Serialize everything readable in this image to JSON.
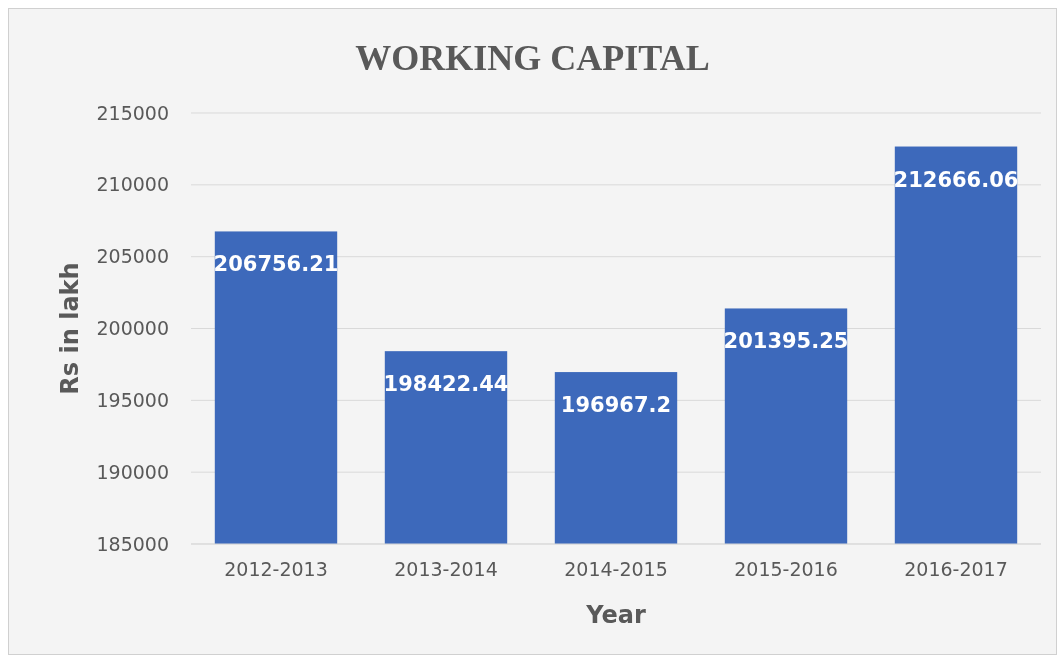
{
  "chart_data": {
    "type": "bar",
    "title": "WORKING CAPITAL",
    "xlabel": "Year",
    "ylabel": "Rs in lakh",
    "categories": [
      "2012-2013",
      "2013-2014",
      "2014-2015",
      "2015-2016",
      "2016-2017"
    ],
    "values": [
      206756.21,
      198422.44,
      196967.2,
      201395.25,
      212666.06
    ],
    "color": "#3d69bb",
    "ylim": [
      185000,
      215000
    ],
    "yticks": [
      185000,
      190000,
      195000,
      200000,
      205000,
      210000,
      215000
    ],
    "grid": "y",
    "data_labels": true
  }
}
※
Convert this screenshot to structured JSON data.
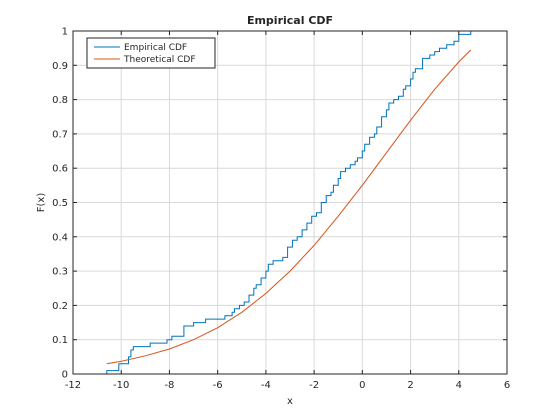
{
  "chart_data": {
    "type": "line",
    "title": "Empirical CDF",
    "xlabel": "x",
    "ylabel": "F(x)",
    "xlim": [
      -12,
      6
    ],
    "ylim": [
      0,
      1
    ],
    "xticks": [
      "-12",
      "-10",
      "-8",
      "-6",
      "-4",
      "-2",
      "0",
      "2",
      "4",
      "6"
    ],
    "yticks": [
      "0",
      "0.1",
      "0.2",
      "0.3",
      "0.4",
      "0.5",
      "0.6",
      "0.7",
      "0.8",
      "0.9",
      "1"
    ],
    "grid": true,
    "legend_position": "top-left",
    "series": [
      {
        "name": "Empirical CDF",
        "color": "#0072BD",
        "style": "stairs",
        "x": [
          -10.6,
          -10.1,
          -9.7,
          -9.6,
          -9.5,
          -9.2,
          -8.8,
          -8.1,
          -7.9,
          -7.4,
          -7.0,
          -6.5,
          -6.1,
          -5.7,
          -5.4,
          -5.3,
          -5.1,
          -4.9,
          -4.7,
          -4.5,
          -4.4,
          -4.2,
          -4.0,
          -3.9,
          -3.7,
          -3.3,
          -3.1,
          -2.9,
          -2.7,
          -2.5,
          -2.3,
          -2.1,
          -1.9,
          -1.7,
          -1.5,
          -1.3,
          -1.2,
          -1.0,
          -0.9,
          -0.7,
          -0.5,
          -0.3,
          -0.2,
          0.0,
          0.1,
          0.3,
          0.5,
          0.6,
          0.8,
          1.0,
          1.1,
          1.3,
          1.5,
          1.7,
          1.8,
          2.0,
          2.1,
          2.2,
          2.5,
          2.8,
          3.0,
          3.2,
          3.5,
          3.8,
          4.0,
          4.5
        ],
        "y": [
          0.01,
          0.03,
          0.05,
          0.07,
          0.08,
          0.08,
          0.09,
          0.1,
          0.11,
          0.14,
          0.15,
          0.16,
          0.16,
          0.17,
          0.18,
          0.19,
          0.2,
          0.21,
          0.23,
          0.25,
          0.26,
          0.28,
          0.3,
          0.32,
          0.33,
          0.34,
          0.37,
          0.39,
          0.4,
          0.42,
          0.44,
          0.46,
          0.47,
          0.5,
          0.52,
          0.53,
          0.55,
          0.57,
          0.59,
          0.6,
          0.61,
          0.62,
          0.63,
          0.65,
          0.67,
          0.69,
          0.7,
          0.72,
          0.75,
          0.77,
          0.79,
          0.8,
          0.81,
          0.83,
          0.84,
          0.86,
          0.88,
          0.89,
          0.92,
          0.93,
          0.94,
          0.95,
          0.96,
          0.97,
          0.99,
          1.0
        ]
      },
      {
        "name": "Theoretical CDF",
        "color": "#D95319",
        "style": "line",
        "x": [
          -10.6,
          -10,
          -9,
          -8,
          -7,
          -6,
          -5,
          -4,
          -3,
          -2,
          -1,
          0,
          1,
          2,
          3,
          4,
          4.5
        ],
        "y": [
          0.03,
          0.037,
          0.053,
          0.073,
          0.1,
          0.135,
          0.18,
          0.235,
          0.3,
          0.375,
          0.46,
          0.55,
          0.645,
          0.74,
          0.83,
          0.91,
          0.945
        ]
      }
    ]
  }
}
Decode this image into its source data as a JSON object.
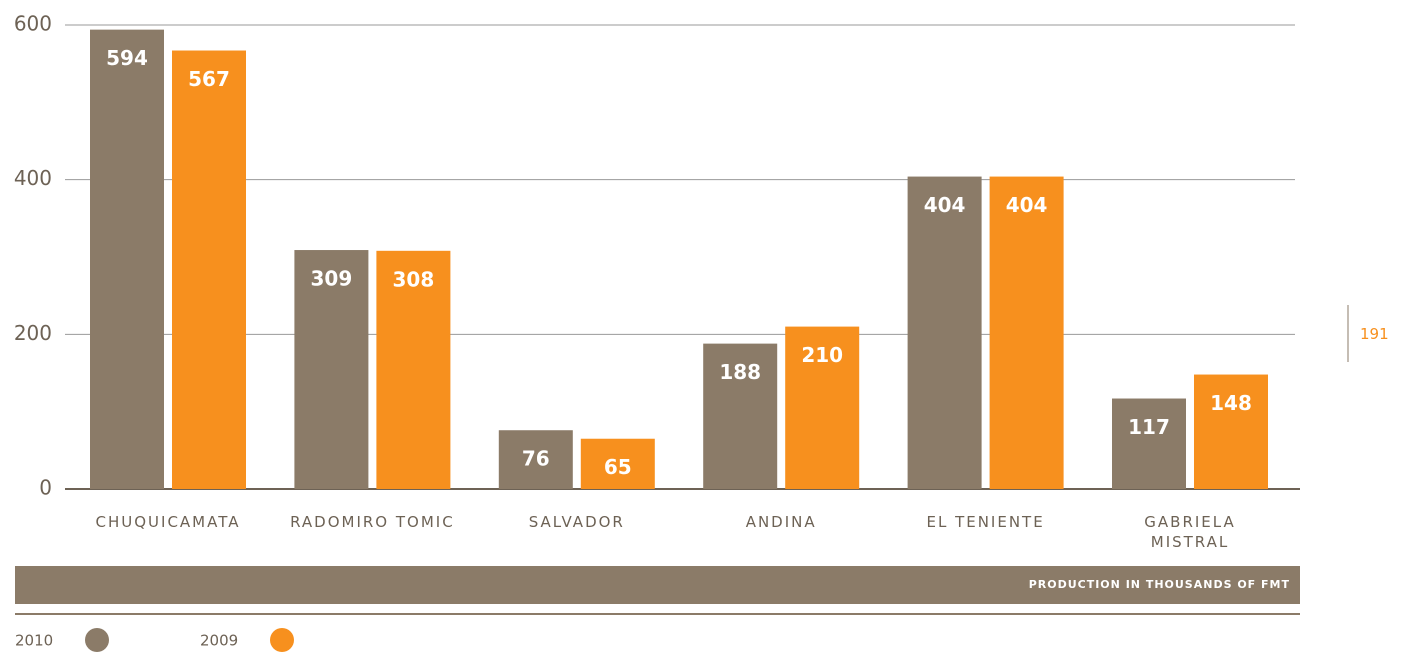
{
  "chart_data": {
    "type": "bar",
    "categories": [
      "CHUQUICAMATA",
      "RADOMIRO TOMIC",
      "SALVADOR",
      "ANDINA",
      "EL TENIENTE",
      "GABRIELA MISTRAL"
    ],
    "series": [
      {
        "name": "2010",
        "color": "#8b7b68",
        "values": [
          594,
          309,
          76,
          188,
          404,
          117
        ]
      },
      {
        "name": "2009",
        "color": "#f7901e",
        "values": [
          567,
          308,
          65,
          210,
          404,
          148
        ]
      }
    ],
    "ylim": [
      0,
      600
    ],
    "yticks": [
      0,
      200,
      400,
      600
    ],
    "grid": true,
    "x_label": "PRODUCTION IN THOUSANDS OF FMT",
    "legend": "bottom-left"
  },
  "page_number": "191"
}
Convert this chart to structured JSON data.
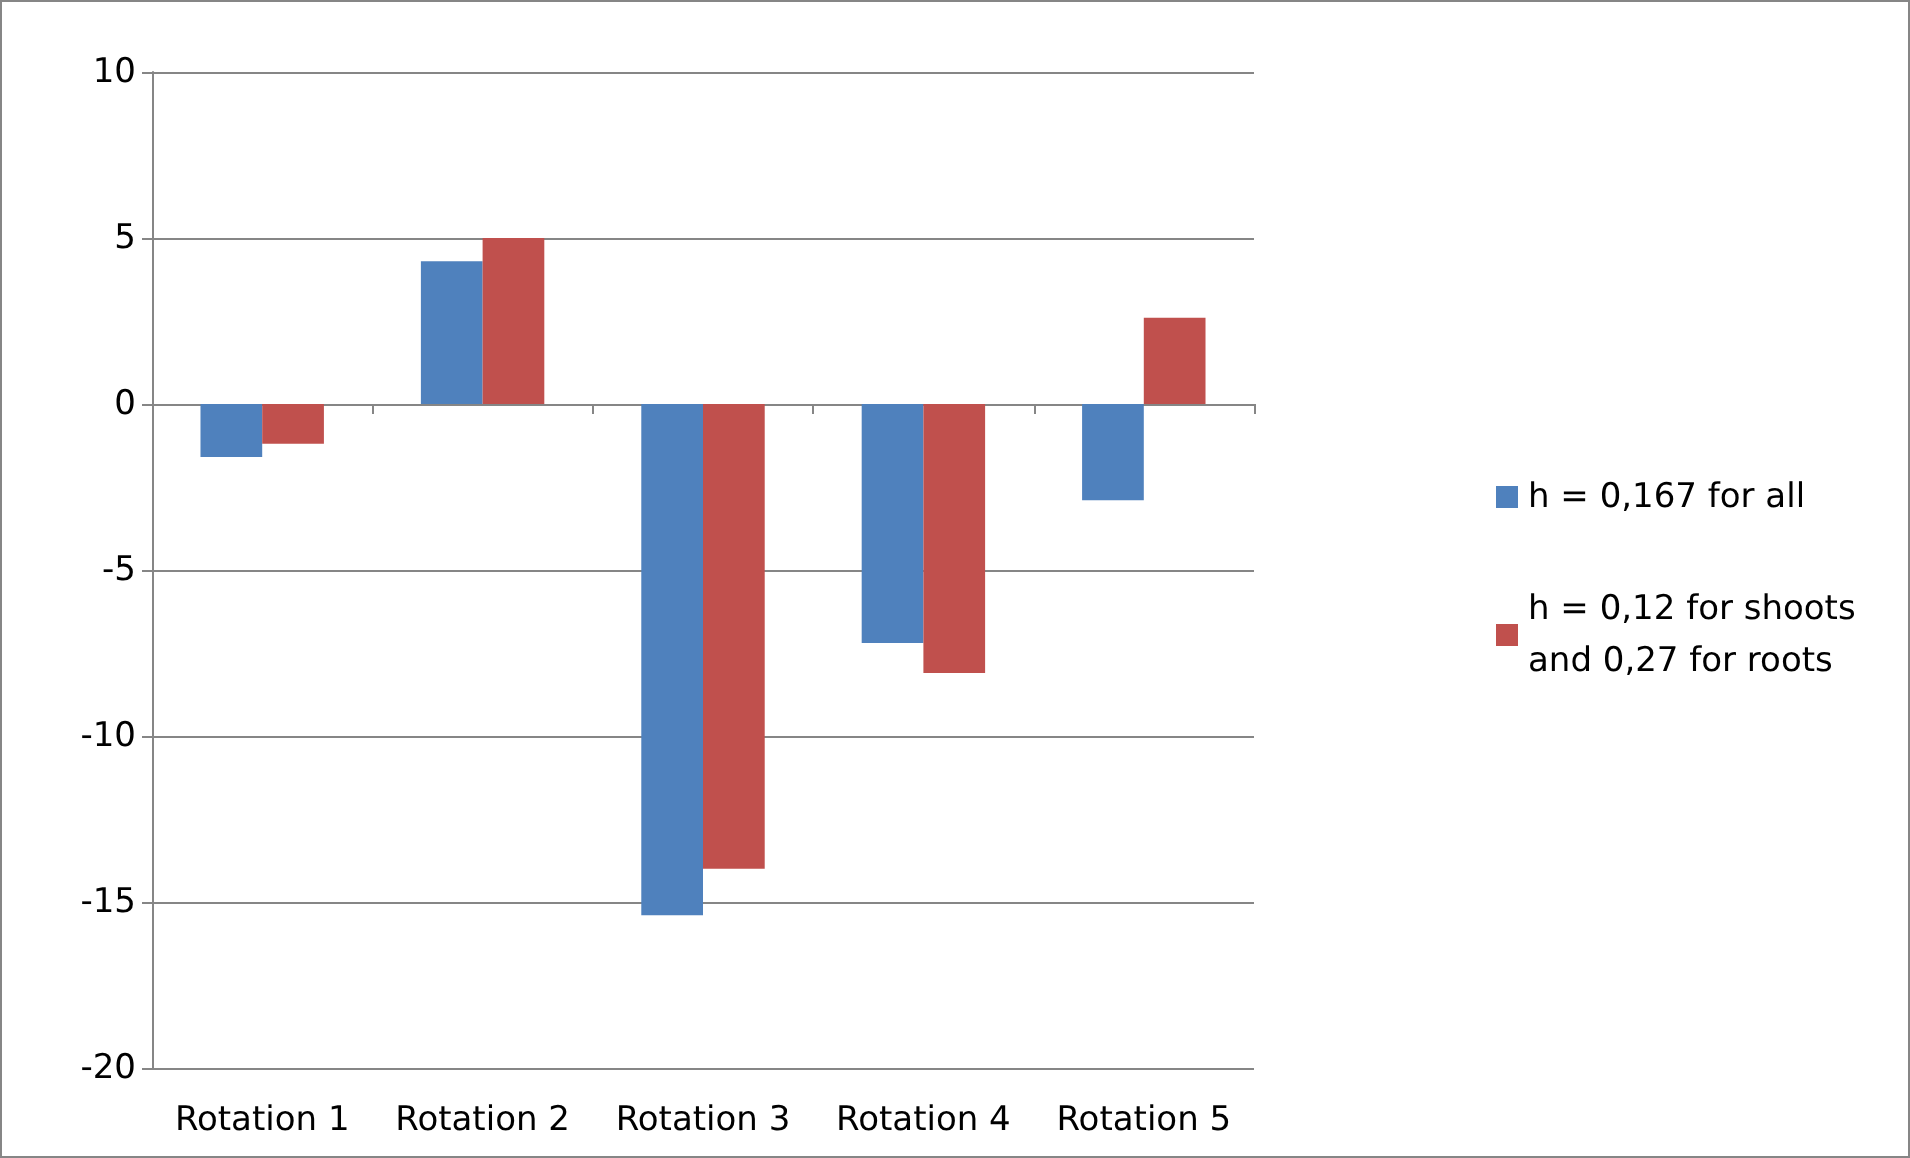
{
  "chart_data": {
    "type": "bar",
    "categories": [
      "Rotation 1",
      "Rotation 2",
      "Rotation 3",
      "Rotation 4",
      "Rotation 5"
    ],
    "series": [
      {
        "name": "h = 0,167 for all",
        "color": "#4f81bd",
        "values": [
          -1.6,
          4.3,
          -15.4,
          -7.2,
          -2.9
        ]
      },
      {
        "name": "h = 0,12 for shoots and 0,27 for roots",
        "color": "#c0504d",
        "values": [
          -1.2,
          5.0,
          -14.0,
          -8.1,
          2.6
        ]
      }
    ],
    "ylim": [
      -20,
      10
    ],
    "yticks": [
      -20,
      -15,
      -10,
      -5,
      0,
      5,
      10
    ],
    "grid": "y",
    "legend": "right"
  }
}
※
The request:
Find the lines above holding the word "structured" and show them.

Finished task:
Convert this screenshot to structured JSON data.
Convert this chart to structured JSON data.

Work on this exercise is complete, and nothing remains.